* Requirement:
Find the lines with "先端が鋭利" in them and copy them out.

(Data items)
+--

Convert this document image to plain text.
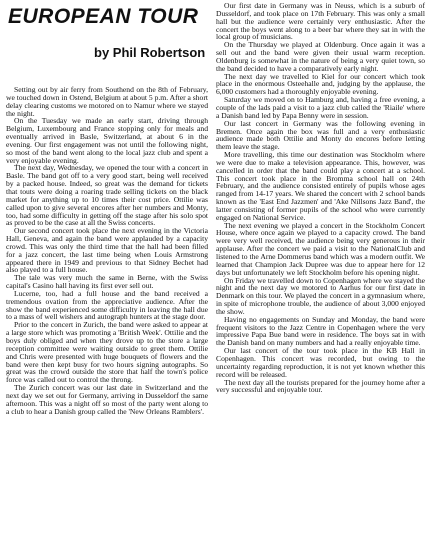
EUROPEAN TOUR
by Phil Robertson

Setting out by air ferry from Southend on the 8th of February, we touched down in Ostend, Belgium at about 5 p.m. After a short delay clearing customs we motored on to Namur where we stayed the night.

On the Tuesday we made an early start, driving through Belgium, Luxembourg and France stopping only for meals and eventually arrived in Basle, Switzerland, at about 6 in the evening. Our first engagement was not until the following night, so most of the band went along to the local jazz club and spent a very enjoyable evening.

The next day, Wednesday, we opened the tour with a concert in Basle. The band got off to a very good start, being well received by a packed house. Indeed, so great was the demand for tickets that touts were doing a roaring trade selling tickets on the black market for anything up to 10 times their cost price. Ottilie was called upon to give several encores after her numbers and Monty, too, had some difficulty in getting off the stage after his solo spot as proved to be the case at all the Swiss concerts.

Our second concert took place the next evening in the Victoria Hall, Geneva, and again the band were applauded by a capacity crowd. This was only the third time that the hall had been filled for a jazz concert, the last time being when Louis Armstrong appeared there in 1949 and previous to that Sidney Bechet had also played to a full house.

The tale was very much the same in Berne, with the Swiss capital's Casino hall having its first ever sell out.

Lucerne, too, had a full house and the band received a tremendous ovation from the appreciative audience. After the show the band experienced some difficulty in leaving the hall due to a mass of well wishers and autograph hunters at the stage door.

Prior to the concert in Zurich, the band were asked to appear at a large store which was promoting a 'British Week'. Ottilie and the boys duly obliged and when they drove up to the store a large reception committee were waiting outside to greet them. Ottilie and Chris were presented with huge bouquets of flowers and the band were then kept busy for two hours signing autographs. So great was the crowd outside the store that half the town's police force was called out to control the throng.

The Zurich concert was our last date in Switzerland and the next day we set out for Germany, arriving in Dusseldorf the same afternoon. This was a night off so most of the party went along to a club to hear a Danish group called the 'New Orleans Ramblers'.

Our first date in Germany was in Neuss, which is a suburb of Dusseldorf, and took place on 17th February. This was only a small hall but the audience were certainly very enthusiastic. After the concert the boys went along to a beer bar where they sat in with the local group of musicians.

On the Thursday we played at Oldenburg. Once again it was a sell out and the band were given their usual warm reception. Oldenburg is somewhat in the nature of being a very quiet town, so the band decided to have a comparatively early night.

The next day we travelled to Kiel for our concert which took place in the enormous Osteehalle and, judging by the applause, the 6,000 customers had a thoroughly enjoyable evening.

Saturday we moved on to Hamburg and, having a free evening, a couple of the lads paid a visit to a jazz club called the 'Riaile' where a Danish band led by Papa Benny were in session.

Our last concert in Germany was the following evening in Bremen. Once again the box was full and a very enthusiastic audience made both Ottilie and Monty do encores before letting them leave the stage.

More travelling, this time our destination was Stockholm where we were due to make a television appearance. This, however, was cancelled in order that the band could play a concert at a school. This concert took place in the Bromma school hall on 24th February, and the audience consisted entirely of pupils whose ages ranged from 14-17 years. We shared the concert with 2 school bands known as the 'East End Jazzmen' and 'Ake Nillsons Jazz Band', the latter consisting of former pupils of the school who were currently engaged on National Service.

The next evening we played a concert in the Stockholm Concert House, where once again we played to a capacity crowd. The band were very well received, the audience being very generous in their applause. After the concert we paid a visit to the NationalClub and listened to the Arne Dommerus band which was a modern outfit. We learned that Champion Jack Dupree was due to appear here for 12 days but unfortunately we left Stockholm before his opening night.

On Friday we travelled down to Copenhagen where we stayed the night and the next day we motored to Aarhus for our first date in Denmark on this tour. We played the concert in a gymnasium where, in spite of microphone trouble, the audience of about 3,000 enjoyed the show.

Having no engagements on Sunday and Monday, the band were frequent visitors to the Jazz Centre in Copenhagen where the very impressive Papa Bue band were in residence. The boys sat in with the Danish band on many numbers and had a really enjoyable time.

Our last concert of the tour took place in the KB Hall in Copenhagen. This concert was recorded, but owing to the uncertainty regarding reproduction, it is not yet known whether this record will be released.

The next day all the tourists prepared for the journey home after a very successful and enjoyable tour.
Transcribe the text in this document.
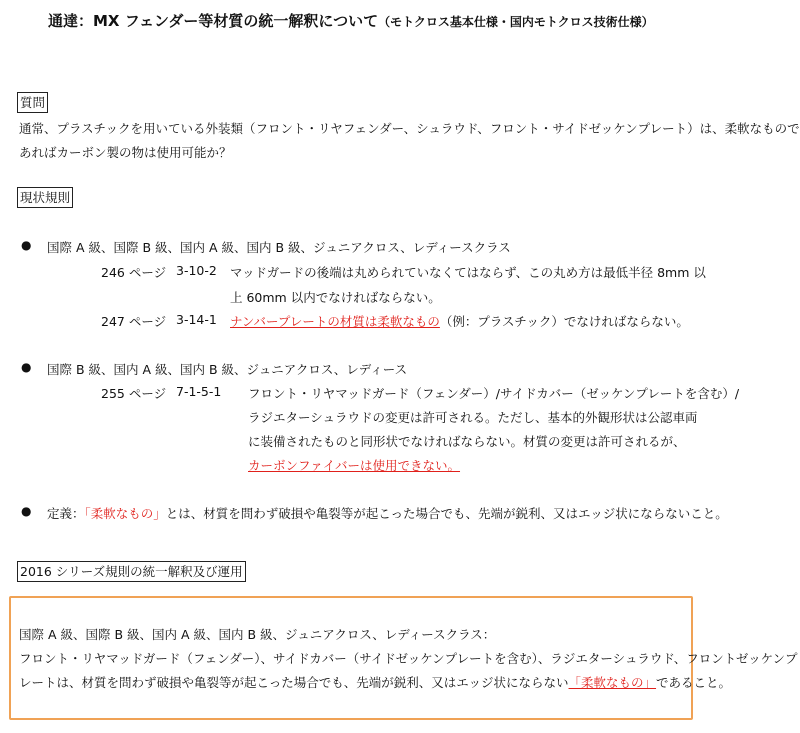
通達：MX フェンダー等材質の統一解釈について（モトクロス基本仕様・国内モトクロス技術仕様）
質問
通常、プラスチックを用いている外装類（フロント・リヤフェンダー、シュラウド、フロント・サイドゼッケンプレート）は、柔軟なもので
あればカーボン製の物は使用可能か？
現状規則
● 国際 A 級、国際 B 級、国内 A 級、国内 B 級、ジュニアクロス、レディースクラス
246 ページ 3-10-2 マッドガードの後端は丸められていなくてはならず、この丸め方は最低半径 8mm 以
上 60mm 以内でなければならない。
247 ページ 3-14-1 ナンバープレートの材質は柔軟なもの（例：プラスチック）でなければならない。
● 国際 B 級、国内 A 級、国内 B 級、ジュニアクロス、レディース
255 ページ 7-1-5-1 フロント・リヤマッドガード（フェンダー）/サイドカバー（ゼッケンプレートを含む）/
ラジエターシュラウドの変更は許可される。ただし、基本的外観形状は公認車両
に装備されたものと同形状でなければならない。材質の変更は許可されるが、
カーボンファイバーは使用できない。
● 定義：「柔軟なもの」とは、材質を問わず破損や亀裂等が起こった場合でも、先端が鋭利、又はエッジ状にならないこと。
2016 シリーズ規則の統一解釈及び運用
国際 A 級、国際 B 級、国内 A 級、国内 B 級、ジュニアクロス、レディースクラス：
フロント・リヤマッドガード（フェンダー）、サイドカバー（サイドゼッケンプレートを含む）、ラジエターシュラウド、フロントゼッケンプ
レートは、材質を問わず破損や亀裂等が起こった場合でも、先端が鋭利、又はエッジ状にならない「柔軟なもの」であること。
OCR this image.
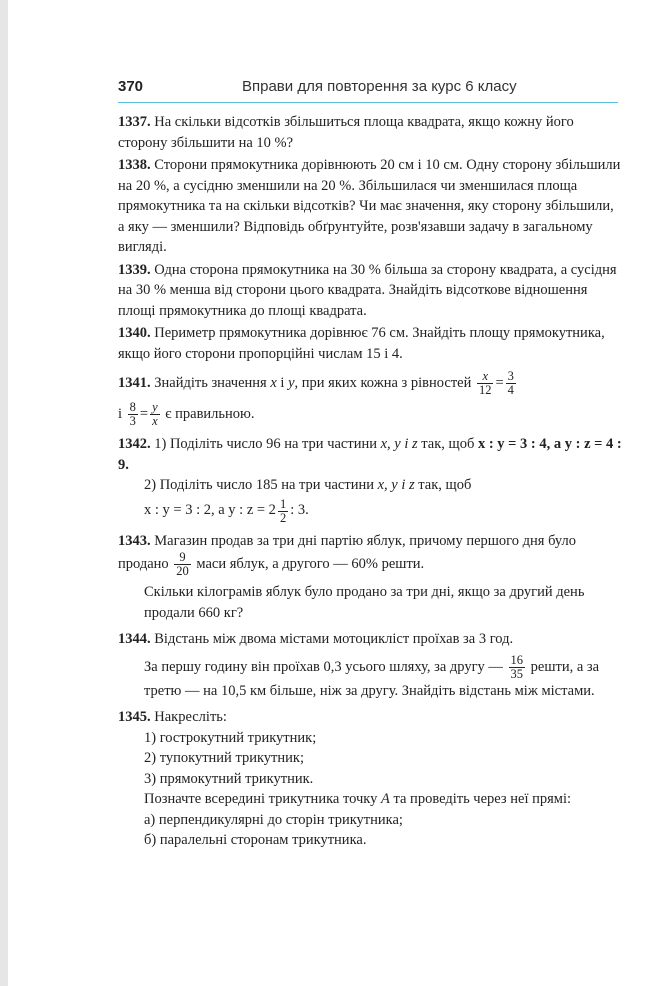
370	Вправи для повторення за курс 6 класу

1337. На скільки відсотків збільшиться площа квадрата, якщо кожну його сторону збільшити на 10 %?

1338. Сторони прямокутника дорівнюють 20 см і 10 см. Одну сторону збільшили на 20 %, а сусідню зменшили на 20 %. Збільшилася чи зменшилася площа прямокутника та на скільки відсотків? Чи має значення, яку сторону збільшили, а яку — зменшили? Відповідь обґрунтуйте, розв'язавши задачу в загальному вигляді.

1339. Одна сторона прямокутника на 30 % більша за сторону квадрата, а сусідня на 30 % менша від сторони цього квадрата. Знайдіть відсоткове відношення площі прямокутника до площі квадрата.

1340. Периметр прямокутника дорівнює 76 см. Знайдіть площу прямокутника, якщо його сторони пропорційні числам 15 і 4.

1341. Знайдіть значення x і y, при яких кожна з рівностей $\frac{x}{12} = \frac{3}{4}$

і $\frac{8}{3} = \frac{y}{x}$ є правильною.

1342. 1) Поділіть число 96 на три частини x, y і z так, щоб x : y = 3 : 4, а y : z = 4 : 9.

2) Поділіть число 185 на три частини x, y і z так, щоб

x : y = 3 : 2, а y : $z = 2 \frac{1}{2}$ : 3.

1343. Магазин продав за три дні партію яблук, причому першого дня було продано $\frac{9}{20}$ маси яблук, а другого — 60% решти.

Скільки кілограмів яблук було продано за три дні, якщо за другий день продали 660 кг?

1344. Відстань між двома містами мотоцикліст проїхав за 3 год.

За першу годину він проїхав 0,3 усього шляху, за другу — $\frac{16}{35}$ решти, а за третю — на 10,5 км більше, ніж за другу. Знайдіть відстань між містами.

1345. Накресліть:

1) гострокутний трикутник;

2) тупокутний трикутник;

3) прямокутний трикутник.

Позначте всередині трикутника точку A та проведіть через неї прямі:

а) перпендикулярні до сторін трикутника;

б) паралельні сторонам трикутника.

+--

* Reply:
● 定義：「柔軟なもの」とは、材質を問わず破損や亀裂等が起こった場合でも、先端が鋭利、又はエッジ状にならないこと。
レートは、材質を問わず破損や亀裂等が起こった場合でも、先端が鋭利、又はエッジ状にならない「柔軟なもの」であること。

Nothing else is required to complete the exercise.